*Do this*
Copy out each line exactly; pictures stay out of the copy.
— START Exercise data —
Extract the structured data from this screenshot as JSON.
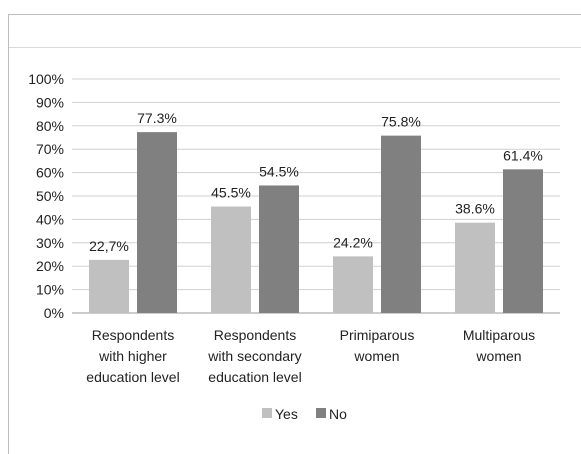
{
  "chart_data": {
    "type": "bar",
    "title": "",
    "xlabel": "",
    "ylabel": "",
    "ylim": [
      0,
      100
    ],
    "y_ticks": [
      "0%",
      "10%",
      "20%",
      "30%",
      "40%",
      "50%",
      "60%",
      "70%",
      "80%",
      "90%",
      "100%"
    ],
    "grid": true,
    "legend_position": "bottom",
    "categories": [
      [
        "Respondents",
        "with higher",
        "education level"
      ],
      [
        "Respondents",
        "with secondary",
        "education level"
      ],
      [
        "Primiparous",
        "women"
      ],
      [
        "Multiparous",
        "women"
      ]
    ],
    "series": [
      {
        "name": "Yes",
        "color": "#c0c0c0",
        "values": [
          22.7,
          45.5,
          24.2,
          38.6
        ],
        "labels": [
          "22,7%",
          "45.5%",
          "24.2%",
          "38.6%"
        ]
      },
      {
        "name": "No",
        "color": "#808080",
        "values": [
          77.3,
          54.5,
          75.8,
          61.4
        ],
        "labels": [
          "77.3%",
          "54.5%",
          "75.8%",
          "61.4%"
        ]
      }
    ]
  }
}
— END Exercise data —
*Written solution*
Extract the structured data from this screenshot as JSON.
{
  "chart_data": {
    "type": "bar",
    "title": "",
    "xlabel": "",
    "ylabel": "",
    "ylim": [
      0,
      100
    ],
    "y_ticks": [
      "0%",
      "10%",
      "20%",
      "30%",
      "40%",
      "50%",
      "60%",
      "70%",
      "80%",
      "90%",
      "100%"
    ],
    "grid": true,
    "legend_position": "bottom",
    "categories": [
      [
        "Respondents",
        "with higher",
        "education level"
      ],
      [
        "Respondents",
        "with secondary",
        "education level"
      ],
      [
        "Primiparous",
        "women"
      ],
      [
        "Multiparous",
        "women"
      ]
    ],
    "series": [
      {
        "name": "Yes",
        "color": "#c0c0c0",
        "values": [
          22.7,
          45.5,
          24.2,
          38.6
        ],
        "labels": [
          "22,7%",
          "45.5%",
          "24.2%",
          "38.6%"
        ]
      },
      {
        "name": "No",
        "color": "#808080",
        "values": [
          77.3,
          54.5,
          75.8,
          61.4
        ],
        "labels": [
          "77.3%",
          "54.5%",
          "75.8%",
          "61.4%"
        ]
      }
    ]
  }
}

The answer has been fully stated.